_DIRECTIONS FOR THIS TASK_: Please give the count of lines holding the string "name" and nothing besides.

* start DATA FOR PROCESSING *

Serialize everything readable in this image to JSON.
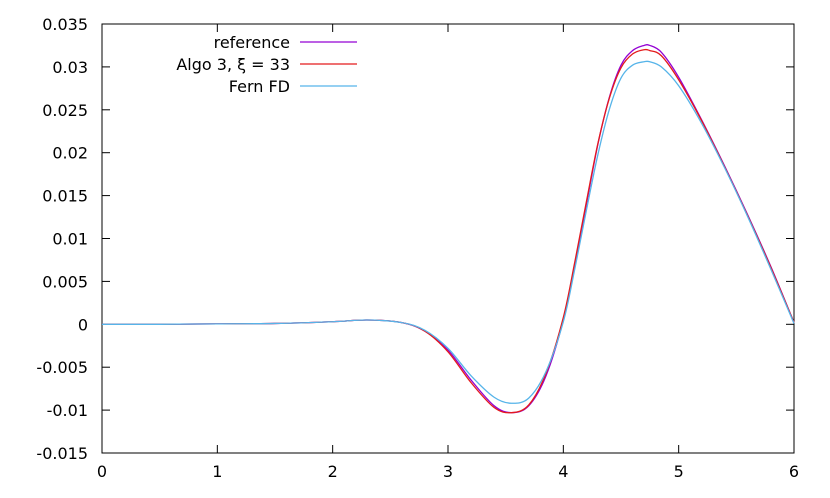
{
  "chart_data": {
    "type": "line",
    "title": "",
    "xlabel": "",
    "ylabel": "",
    "xlim": [
      0,
      6
    ],
    "ylim": [
      -0.015,
      0.035
    ],
    "x_ticks": [
      0,
      1,
      2,
      3,
      4,
      5,
      6
    ],
    "x_tick_labels": [
      "0",
      "1",
      "2",
      "3",
      "4",
      "5",
      "6"
    ],
    "y_ticks": [
      -0.015,
      -0.01,
      -0.005,
      0,
      0.005,
      0.01,
      0.015,
      0.02,
      0.025,
      0.03,
      0.035
    ],
    "y_tick_labels": [
      "-0.015",
      "-0.01",
      "-0.005",
      "0",
      "0.005",
      "0.01",
      "0.015",
      "0.02",
      "0.025",
      "0.03",
      "0.035"
    ],
    "grid": false,
    "legend_position": "top-left",
    "series": [
      {
        "name": "reference",
        "color": "#9400d3",
        "x": [
          0,
          0.5,
          1,
          1.5,
          2,
          2.3,
          2.6,
          2.8,
          3,
          3.2,
          3.4,
          3.55,
          3.7,
          3.85,
          4,
          4.1,
          4.2,
          4.3,
          4.4,
          4.5,
          4.6,
          4.7,
          4.75,
          4.85,
          5,
          5.2,
          5.4,
          5.6,
          5.8,
          6
        ],
        "y": [
          0,
          0,
          5e-05,
          0.0001,
          0.0003,
          0.0005,
          0.0002,
          -0.0008,
          -0.003,
          -0.0065,
          -0.0095,
          -0.0103,
          -0.0095,
          -0.006,
          0.0005,
          0.007,
          0.014,
          0.021,
          0.0265,
          0.0302,
          0.0319,
          0.0325,
          0.0325,
          0.0317,
          0.0288,
          0.0238,
          0.0184,
          0.0127,
          0.0067,
          0.0002
        ]
      },
      {
        "name": "Algo 3, ξ = 33",
        "color": "#e41a1c",
        "x": [
          0,
          0.5,
          1,
          1.5,
          2,
          2.3,
          2.6,
          2.8,
          3,
          3.2,
          3.4,
          3.55,
          3.7,
          3.85,
          4,
          4.1,
          4.2,
          4.3,
          4.4,
          4.5,
          4.6,
          4.7,
          4.75,
          4.85,
          5,
          5.2,
          5.4,
          5.6,
          5.8,
          6
        ],
        "y": [
          0,
          0,
          5e-05,
          0.0001,
          0.0003,
          0.0005,
          0.0002,
          -0.0008,
          -0.0032,
          -0.0068,
          -0.0097,
          -0.0103,
          -0.0094,
          -0.0057,
          0.0008,
          0.0073,
          0.0143,
          0.0211,
          0.0264,
          0.0299,
          0.0315,
          0.032,
          0.0319,
          0.0313,
          0.0285,
          0.0237,
          0.0183,
          0.0126,
          0.0066,
          0.0002
        ]
      },
      {
        "name": "Fern FD",
        "color": "#56b4e9",
        "x": [
          0,
          0.5,
          1,
          1.5,
          2,
          2.3,
          2.6,
          2.8,
          3,
          3.2,
          3.4,
          3.55,
          3.7,
          3.85,
          4,
          4.1,
          4.2,
          4.3,
          4.4,
          4.5,
          4.6,
          4.7,
          4.75,
          4.85,
          5,
          5.2,
          5.4,
          5.6,
          5.8,
          6
        ],
        "y": [
          0,
          0,
          5e-05,
          0.0001,
          0.0003,
          0.0005,
          0.0002,
          -0.0007,
          -0.0028,
          -0.006,
          -0.0085,
          -0.0092,
          -0.0086,
          -0.0055,
          0.0003,
          0.0065,
          0.0133,
          0.0198,
          0.0251,
          0.0287,
          0.0302,
          0.0306,
          0.0306,
          0.03,
          0.0278,
          0.0234,
          0.0182,
          0.0125,
          0.0064,
          0.0001
        ]
      }
    ]
  }
}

* end DATA FOR PROCESSING *

_SOLUTION BELOW_: 3